Aim:
Which of the lines below contain the string "label"? Report each of those lines in full.

Spatial layout entries
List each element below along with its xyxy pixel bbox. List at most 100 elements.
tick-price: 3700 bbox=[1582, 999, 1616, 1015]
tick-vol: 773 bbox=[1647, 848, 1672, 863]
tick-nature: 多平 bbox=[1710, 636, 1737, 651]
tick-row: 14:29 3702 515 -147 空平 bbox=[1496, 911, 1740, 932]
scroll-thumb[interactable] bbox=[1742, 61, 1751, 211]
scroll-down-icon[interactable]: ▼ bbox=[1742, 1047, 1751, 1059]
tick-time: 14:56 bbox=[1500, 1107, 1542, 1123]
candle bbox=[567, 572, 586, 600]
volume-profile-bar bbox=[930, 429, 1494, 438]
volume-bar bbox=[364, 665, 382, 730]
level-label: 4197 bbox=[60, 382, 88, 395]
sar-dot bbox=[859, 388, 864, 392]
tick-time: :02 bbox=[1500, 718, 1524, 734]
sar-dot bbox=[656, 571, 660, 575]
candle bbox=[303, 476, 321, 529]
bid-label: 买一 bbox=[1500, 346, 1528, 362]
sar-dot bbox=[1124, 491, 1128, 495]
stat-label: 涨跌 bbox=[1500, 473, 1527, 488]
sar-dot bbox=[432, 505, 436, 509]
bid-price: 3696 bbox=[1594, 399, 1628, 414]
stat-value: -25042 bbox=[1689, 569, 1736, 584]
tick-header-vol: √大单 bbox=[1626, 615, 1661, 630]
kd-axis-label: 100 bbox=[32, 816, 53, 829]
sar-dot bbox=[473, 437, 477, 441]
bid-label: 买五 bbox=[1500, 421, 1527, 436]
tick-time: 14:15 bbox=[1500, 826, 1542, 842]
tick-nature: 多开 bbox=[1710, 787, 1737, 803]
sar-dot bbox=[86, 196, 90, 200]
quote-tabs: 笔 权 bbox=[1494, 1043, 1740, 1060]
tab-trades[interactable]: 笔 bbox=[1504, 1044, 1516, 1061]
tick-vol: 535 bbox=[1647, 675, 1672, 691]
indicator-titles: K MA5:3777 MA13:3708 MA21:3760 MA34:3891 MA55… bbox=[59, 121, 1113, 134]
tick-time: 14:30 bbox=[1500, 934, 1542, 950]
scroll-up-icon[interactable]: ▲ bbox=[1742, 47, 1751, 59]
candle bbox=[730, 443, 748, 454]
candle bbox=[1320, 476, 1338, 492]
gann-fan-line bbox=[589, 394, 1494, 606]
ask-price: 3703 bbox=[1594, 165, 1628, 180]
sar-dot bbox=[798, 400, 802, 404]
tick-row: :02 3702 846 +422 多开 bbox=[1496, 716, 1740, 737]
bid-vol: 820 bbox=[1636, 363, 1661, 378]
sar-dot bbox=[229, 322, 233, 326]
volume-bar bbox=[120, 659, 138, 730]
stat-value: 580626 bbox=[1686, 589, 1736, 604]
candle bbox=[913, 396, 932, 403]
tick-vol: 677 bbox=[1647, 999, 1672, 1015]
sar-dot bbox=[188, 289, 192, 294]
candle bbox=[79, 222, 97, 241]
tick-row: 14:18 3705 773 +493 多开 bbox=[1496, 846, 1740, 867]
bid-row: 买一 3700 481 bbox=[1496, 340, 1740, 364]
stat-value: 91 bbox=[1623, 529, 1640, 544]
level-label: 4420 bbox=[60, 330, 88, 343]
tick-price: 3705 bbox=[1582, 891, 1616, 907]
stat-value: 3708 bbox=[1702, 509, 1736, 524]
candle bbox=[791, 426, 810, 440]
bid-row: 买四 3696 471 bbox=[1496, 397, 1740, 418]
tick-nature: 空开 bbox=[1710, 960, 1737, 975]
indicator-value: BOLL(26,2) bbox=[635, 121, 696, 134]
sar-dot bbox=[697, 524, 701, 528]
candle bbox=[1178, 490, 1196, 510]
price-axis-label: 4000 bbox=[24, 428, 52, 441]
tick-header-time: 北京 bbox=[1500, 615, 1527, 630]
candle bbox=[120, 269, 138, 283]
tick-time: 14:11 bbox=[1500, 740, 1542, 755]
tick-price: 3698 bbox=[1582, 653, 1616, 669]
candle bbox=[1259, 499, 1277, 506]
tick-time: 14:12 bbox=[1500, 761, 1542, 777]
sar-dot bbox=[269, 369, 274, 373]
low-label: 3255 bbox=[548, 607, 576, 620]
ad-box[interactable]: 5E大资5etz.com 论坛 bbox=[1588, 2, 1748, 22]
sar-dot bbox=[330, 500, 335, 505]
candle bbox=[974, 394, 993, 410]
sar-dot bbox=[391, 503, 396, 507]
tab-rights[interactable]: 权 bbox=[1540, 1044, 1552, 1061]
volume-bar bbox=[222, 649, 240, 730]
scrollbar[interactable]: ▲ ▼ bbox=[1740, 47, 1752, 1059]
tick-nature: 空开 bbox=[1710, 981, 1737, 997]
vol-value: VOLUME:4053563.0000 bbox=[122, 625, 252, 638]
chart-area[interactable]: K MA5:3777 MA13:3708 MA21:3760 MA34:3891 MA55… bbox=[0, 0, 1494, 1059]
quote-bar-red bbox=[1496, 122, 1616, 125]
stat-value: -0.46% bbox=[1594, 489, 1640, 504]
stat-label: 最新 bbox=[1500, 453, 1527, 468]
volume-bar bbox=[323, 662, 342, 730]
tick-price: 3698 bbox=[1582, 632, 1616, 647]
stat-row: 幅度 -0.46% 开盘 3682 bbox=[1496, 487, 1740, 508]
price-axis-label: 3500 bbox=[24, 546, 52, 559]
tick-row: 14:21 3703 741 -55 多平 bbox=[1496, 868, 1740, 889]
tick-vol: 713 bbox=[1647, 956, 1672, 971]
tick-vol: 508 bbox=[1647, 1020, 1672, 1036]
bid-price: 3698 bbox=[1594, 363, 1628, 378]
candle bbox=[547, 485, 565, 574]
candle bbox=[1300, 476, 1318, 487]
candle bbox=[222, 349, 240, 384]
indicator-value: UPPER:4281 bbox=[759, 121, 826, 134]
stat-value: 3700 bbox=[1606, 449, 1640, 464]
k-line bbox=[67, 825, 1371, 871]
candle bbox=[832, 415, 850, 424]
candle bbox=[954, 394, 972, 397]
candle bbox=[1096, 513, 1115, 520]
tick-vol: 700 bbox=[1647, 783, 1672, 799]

Result for this task:
level-label: 4197 bbox=[60, 382, 88, 395]
bid-label: 买一 bbox=[1500, 346, 1528, 362]
stat-label: 涨跌 bbox=[1500, 473, 1527, 488]
kd-axis-label: 100 bbox=[32, 816, 53, 829]
bid-label: 买五 bbox=[1500, 421, 1527, 436]
level-label: 4420 bbox=[60, 330, 88, 343]
price-axis-label: 4000 bbox=[24, 428, 52, 441]
low-label: 3255 bbox=[548, 607, 576, 620]
stat-label: 最新 bbox=[1500, 453, 1527, 468]
price-axis-label: 3500 bbox=[24, 546, 52, 559]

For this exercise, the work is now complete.